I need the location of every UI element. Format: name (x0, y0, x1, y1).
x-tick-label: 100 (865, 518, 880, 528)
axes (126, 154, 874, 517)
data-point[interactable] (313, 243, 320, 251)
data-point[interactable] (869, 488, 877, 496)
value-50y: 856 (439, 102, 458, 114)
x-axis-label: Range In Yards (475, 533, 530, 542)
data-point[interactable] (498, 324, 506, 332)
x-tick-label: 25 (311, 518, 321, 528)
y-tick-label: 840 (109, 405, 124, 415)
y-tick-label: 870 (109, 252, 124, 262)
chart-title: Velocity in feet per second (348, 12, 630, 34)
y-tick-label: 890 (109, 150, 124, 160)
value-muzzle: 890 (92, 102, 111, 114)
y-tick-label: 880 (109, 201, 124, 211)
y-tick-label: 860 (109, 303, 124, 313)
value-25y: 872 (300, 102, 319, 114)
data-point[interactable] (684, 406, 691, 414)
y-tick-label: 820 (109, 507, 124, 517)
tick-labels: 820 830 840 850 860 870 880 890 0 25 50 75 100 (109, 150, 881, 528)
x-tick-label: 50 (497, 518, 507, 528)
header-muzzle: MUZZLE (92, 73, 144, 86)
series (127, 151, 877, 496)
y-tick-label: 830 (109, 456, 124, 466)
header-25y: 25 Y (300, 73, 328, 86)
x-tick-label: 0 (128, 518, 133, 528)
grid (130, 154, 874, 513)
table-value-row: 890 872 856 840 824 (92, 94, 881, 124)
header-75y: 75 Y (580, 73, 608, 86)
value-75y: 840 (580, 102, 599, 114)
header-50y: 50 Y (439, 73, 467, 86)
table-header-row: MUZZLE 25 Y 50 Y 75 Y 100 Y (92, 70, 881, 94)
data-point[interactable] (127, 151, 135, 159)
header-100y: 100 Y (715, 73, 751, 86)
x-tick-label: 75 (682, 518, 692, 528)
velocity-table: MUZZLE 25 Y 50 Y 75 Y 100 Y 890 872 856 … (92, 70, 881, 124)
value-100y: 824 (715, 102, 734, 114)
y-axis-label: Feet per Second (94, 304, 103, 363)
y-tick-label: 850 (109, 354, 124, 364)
◇ ◇ ◇ ◇ ◇
▶ Goal of the exercise
Please return these lines as a JSON list of strings, one string per line, with blank lines left out.

▶ Result of the exercise
[
  "I need the location of every UI element. Format: name (x0, y0, x1, y1).",
  "x-tick-label: 100 (865, 518, 880, 528)",
  "axes (126, 154, 874, 517)",
  "data-point[interactable] (313, 243, 320, 251)",
  "data-point[interactable] (869, 488, 877, 496)",
  "value-50y: 856 (439, 102, 458, 114)",
  "x-axis-label: Range In Yards (475, 533, 530, 542)",
  "data-point[interactable] (498, 324, 506, 332)",
  "x-tick-label: 25 (311, 518, 321, 528)",
  "y-tick-label: 840 (109, 405, 124, 415)",
  "y-tick-label: 870 (109, 252, 124, 262)",
  "chart-title: Velocity in feet per second (348, 12, 630, 34)",
  "y-tick-label: 890 (109, 150, 124, 160)",
  "value-muzzle: 890 (92, 102, 111, 114)",
  "y-tick-label: 880 (109, 201, 124, 211)",
  "y-tick-label: 860 (109, 303, 124, 313)",
  "value-25y: 872 (300, 102, 319, 114)",
  "data-point[interactable] (684, 406, 691, 414)",
  "y-tick-label: 820 (109, 507, 124, 517)",
  "tick-labels: 820 830 840 850 860 870 880 890 0 25 50 75 100 (109, 150, 881, 528)",
  "x-tick-label: 50 (497, 518, 507, 528)",
  "header-muzzle: MUZZLE (92, 73, 144, 86)",
  "series (127, 151, 877, 496)",
  "y-tick-label: 830 (109, 456, 124, 466)",
  "header-25y: 25 Y (300, 73, 328, 86)",
  "x-tick-label: 0 (128, 518, 133, 528)",
  "grid (130, 154, 874, 513)",
  "table-value-row: 890 872 856 840 824 (92, 94, 881, 124)",
  "header-75y: 75 Y (580, 73, 608, 86)",
  "value-75y: 840 (580, 102, 599, 114)",
  "header-50y: 50 Y (439, 73, 467, 86)",
  "table-header-row: MUZZLE 25 Y 50 Y 75 Y 100 Y (92, 70, 881, 94)",
  "data-point[interactable] (127, 151, 135, 159)",
  "header-100y: 100 Y (715, 73, 751, 86)",
  "x-tick-label: 75 (682, 518, 692, 528)",
  "velocity-table: MUZZLE 25 Y 50 Y 75 Y 100 Y 890 872 856 … (92, 70, 881, 124)",
  "value-100y: 824 (715, 102, 734, 114)",
  "y-axis-label: Feet per Second (94, 304, 103, 363)",
  "y-tick-label: 850 (109, 354, 124, 364)"
]